Aufgabe 1
Schreiben Sie aus dem Text über den Graphen-Schaum den Abschnitt ab, der mit „Graphen wiederum gilt“ beginnt und mit „in Teilen gelungen.“ endet.

——

Forscher machen Graphen zum „Super-Schaum“

Geometrische Struktur macht Graphen ultraleicht, aber zehnfach härter als Stahl

Im neuen Material sind Graphennetze auf spezielle Weise miteinander verbunden - das macht es so stabil. © Qin et al./Science Advances 2017;3:e1601536

Die Struktur ist entscheidend: US-Forscher haben ein schwammartiges Material aus Graphen konstruiert, das zehnfach stabiler ist als Stahl – aber ultraleicht. Das Überraschende daran: Nähere Analysen enthüllten, dass die große Festigkeit dieses Schaums gar nicht vom Graphen kommt, sondern von der speziellen geometrischen Struktur des Materials. Sie ließe sich daher auch auf andere Stoffe übertrage, wie die Forscher im Fachmagazin „Science Advances“ berichten.

So leicht wie möglich und trotzdem stabil – für viele Anwendungen könnte so das ideale Material aussehen. Doch das zu finden, ist nicht leicht. Durch eine mit Hohlräumen durchsetzte Struktur lassen sich zwar selbst aus Metallen wie Gold oder Nickel ultraleichte Schaumstoffe herstellen. Sie sind aber meist nicht sehr stabil.

Graphen in 3D

Graphen wiederum gilt als eines der festesten Materialien überhaupt. Das nur ein Atom dicke Netz aus Kohlenstoffatomen ist hundertmal haltbarer als ein Stahlblech von gleicher Dicke – wenn man Stahl so dünn auswalzen könnte. Der Haken: Diese Stabilität auf nutzbare dreidimensionale Graphen-Materialien zu übertragen, ist bisher nur in Teilen gelungen.

——

Aufgabe 2
Übertragen Sie die Zeilen der Datensätze in eine JSON-Liste aus Zeichenketten, eine Zeichenkette pro Zeile und ohne Leerzeilen. Die Zeilen beginnen am Anfang der Datensätze und enden mit der Zeile, die „- avatar-initials: 大学: [460, 42, 494, 76]“ enthält, beide Enden eingeschlossen.

Daten zur Layout-Annotation

——

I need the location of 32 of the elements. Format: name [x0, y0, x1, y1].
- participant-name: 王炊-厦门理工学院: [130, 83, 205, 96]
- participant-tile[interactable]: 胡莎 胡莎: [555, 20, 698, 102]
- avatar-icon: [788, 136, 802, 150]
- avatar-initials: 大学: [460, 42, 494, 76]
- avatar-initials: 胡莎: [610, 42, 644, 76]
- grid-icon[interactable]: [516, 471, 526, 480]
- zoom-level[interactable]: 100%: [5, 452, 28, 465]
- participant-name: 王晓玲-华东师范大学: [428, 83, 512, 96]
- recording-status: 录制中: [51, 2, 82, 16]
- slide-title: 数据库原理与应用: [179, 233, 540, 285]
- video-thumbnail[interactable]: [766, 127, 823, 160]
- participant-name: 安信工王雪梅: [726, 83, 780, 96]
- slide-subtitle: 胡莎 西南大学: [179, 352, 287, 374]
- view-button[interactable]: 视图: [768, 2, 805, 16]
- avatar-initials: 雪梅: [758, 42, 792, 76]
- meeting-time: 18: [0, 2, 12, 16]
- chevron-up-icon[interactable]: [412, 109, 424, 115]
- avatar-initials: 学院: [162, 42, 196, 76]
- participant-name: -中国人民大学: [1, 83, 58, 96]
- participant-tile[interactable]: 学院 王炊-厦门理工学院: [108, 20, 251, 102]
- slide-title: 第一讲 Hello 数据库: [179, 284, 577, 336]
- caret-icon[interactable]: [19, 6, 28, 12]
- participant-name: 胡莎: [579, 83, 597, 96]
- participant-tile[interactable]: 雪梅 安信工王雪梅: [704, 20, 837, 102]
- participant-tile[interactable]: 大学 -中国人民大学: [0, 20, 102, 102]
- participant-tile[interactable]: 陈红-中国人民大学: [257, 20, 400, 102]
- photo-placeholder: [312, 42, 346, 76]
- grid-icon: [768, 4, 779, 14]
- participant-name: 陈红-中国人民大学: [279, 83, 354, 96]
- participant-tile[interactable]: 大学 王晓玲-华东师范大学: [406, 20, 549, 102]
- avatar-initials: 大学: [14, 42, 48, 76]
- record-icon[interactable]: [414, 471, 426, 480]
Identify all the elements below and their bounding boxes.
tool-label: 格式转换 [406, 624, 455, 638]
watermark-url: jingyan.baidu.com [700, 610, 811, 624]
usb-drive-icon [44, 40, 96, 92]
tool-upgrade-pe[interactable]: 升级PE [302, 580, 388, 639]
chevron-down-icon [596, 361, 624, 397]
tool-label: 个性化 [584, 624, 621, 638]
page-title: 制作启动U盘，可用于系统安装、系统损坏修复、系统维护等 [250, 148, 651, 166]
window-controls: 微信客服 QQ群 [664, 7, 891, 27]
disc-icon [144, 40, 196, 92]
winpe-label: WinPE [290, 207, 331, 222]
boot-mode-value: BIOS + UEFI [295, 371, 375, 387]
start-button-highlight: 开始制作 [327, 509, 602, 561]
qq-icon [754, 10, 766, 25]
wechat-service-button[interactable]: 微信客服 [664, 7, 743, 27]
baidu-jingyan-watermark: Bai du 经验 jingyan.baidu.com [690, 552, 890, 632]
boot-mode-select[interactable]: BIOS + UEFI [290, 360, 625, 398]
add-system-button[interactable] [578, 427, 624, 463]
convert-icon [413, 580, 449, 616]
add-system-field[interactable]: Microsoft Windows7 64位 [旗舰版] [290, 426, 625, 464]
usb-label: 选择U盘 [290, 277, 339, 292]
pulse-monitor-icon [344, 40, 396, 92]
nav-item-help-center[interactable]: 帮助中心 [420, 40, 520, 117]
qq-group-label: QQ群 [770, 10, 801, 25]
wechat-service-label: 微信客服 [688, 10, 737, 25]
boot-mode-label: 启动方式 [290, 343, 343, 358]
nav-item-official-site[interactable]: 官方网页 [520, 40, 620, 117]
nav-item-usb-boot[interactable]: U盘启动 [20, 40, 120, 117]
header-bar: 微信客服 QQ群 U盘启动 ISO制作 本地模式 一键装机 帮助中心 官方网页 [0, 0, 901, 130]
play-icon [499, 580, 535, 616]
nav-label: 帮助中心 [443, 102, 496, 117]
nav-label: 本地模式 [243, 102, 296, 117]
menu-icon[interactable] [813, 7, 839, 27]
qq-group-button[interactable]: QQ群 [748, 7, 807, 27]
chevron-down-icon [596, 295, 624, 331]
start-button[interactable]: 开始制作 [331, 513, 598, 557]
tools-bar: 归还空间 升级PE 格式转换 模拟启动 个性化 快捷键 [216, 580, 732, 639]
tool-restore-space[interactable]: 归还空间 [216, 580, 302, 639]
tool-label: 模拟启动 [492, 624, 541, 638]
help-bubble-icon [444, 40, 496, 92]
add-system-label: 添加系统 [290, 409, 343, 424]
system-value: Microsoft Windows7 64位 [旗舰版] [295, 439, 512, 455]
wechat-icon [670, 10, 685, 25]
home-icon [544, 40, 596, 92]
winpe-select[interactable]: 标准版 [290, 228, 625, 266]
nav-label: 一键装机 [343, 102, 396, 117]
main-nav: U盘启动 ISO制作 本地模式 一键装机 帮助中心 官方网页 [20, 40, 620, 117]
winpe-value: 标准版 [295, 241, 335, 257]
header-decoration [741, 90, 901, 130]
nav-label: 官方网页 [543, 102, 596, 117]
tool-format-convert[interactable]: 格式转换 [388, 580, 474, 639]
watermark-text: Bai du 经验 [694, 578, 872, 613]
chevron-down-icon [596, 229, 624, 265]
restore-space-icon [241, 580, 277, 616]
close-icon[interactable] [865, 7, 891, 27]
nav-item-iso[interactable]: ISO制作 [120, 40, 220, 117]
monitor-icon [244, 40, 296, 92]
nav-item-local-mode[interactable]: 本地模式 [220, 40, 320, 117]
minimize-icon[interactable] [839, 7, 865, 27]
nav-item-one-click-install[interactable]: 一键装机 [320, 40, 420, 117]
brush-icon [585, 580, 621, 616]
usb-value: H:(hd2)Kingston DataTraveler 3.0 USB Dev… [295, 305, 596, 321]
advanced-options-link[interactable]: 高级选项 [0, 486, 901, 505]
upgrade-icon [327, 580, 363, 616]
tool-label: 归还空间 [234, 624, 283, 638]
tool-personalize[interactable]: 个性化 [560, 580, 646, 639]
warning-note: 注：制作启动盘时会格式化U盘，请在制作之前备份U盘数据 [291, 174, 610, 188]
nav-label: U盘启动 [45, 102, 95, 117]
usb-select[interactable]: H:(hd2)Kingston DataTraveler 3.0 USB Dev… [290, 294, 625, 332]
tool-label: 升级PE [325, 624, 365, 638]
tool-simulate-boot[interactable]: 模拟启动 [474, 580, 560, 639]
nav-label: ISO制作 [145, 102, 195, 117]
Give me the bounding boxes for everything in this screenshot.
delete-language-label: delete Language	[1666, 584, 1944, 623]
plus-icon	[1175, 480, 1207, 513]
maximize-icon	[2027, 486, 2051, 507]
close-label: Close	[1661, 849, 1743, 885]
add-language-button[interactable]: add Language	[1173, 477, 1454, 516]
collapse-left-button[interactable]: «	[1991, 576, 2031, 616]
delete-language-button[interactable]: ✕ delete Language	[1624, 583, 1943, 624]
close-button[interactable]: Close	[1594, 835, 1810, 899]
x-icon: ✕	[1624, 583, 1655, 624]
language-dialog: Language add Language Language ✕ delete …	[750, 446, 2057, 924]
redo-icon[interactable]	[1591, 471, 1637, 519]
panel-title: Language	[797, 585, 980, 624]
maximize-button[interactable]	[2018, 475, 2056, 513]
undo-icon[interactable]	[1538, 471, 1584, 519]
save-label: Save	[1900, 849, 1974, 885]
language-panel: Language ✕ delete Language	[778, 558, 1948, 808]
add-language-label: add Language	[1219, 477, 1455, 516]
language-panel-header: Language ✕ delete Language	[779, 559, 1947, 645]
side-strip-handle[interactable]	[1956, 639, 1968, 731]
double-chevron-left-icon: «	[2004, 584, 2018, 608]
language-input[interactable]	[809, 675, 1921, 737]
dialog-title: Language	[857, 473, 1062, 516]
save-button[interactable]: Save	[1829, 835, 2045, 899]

——

Schriftliche Antwort 1
Graphen wiederum gilt als eines der festesten Materialien überhaupt. Das nur ein Atom dicke Netz aus Kohlenstoffatomen ist hundertmal haltbarer als ein Stahlblech von gleicher Dicke – wenn man Stahl so dünn auswalzen könnte. Der Haken: Diese Stabilität auf nutzbare dreidimensionale Graphen-Materialien zu übertragen, ist bisher nur in Teilen gelungen.

Schriftliche Antwort 2
[
  "I need the location of 32 of the elements. Format: name [x0, y0, x1, y1].",
  "- participant-name: 王炊-厦门理工学院: [130, 83, 205, 96]",
  "- participant-tile[interactable]: 胡莎 胡莎: [555, 20, 698, 102]",
  "- avatar-icon: [788, 136, 802, 150]",
  "- avatar-initials: 大学: [460, 42, 494, 76]"
]